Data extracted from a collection
===============

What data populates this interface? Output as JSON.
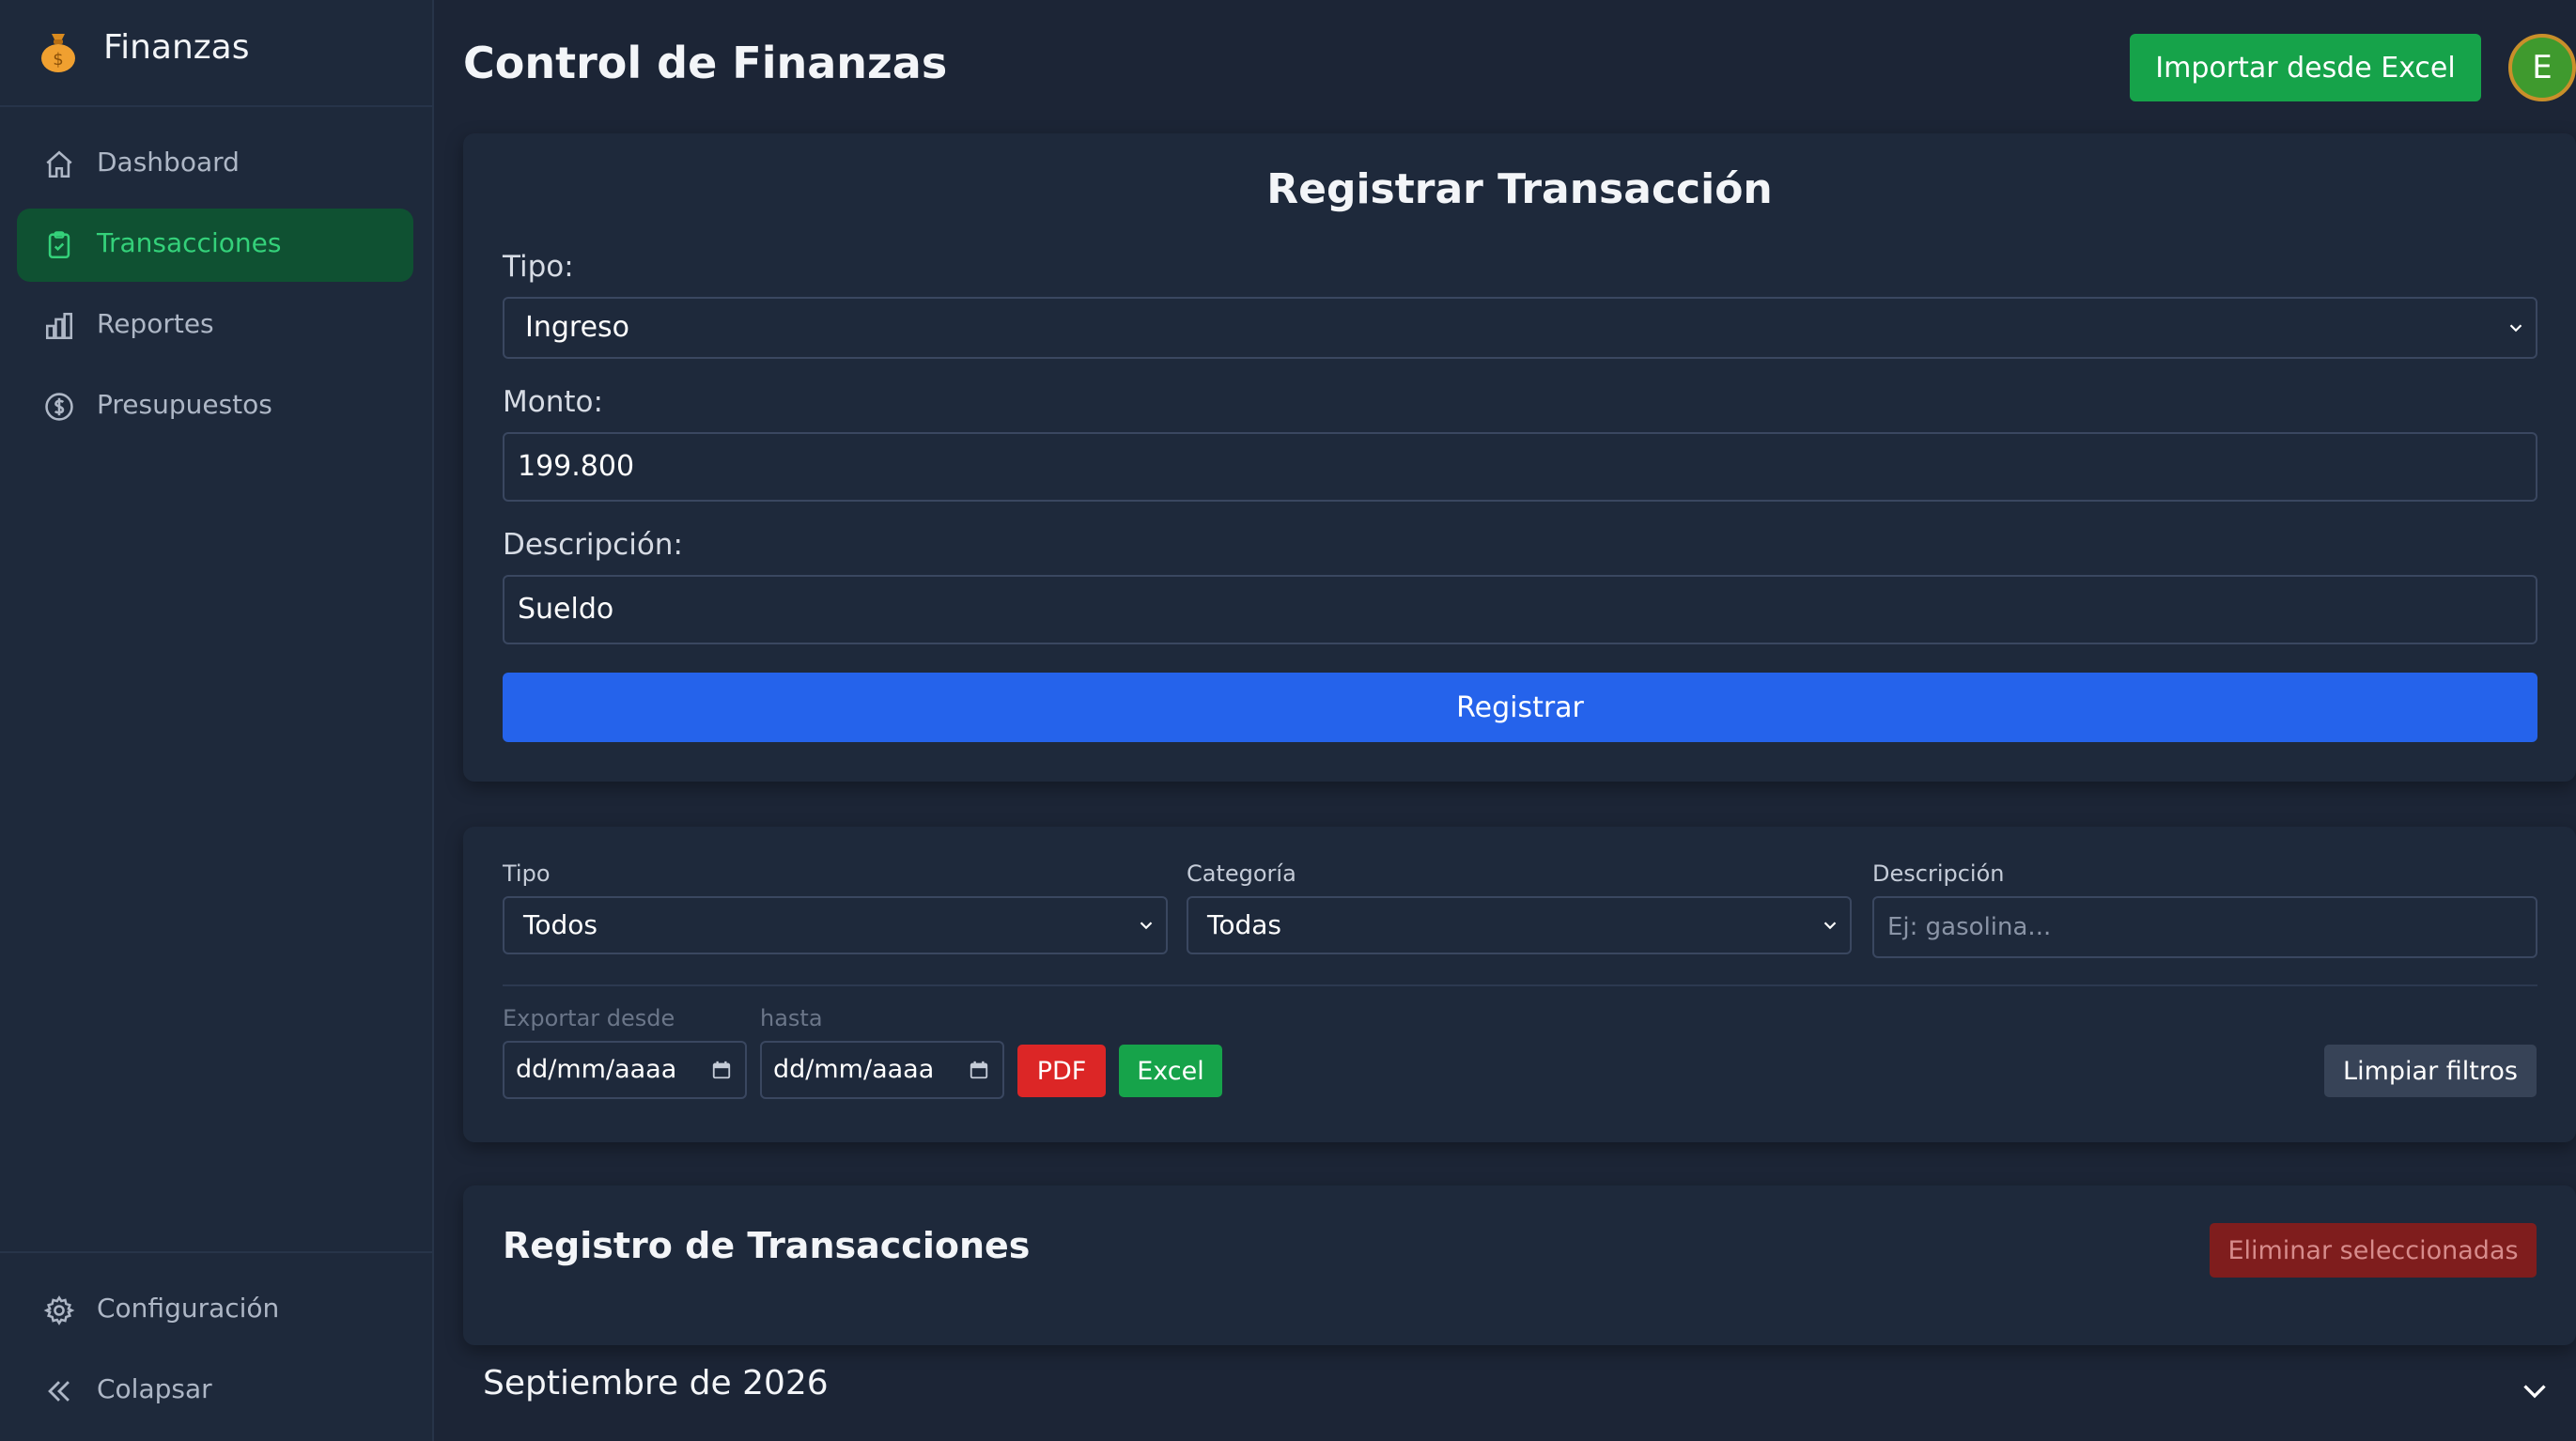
{
  "brand": {
    "name": "Finanzas",
    "icon": "money-bag-icon"
  },
  "sidebar": {
    "items": [
      {
        "label": "Dashboard",
        "icon": "home-icon",
        "active": false
      },
      {
        "label": "Transacciones",
        "icon": "clipboard-icon",
        "active": true
      },
      {
        "label": "Reportes",
        "icon": "bar-chart-icon",
        "active": false
      },
      {
        "label": "Presupuestos",
        "icon": "dollar-circle-icon",
        "active": false
      }
    ],
    "bottom": [
      {
        "label": "Configuración",
        "icon": "gear-icon"
      },
      {
        "label": "Colapsar",
        "icon": "double-chevron-left-icon"
      }
    ]
  },
  "header": {
    "title": "Control de Finanzas",
    "import_label": "Importar desde Excel",
    "avatar_initial": "E"
  },
  "form": {
    "title": "Registrar Transacción",
    "tipo_label": "Tipo:",
    "tipo_value": "Ingreso",
    "monto_label": "Monto:",
    "monto_value": "199.800",
    "descripcion_label": "Descripción:",
    "descripcion_value": "Sueldo",
    "submit_label": "Registrar"
  },
  "filters": {
    "tipo_label": "Tipo",
    "tipo_value": "Todos",
    "categoria_label": "Categoría",
    "categoria_value": "Todas",
    "descripcion_label": "Descripción",
    "descripcion_placeholder": "Ej: gasolina...",
    "export_from_label": "Exportar desde",
    "export_to_label": "hasta",
    "date_placeholder": "dd/mm/aaaa",
    "pdf_label": "PDF",
    "excel_label": "Excel",
    "clear_label": "Limpiar filtros"
  },
  "list": {
    "title": "Registro de Transacciones",
    "delete_label": "Eliminar seleccionadas",
    "month_label": "Septiembre de 2026"
  },
  "colors": {
    "background": "#1c2536",
    "card": "#1e293b",
    "primary_blue": "#2563eb",
    "success_green": "#16a34a",
    "danger_red": "#dc2626",
    "active_nav_bg": "#0f5132",
    "active_nav_text": "#34d17a"
  }
}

===============

§ **Given problem**: Extract the full listing above verbatim; pictures are to be left out of the copy.

§ **Solution below**:
What data populates this interface? Output as JSON.
{
  "brand": {
    "name": "Finanzas",
    "icon": "money-bag-icon"
  },
  "sidebar": {
    "items": [
      {
        "label": "Dashboard",
        "icon": "home-icon",
        "active": false
      },
      {
        "label": "Transacciones",
        "icon": "clipboard-icon",
        "active": true
      },
      {
        "label": "Reportes",
        "icon": "bar-chart-icon",
        "active": false
      },
      {
        "label": "Presupuestos",
        "icon": "dollar-circle-icon",
        "active": false
      }
    ],
    "bottom": [
      {
        "label": "Configuración",
        "icon": "gear-icon"
      },
      {
        "label": "Colapsar",
        "icon": "double-chevron-left-icon"
      }
    ]
  },
  "header": {
    "title": "Control de Finanzas",
    "import_label": "Importar desde Excel",
    "avatar_initial": "E"
  },
  "form": {
    "title": "Registrar Transacción",
    "tipo_label": "Tipo:",
    "tipo_value": "Ingreso",
    "monto_label": "Monto:",
    "monto_value": "199.800",
    "descripcion_label": "Descripción:",
    "descripcion_value": "Sueldo",
    "submit_label": "Registrar"
  },
  "filters": {
    "tipo_label": "Tipo",
    "tipo_value": "Todos",
    "categoria_label": "Categoría",
    "categoria_value": "Todas",
    "descripcion_label": "Descripción",
    "descripcion_placeholder": "Ej: gasolina...",
    "export_from_label": "Exportar desde",
    "export_to_label": "hasta",
    "date_placeholder": "dd/mm/aaaa",
    "pdf_label": "PDF",
    "excel_label": "Excel",
    "clear_label": "Limpiar filtros"
  },
  "list": {
    "title": "Registro de Transacciones",
    "delete_label": "Eliminar seleccionadas",
    "month_label": "Septiembre de 2026"
  },
  "colors": {
    "background": "#1c2536",
    "card": "#1e293b",
    "primary_blue": "#2563eb",
    "success_green": "#16a34a",
    "danger_red": "#dc2626",
    "active_nav_bg": "#0f5132",
    "active_nav_text": "#34d17a"
  }
}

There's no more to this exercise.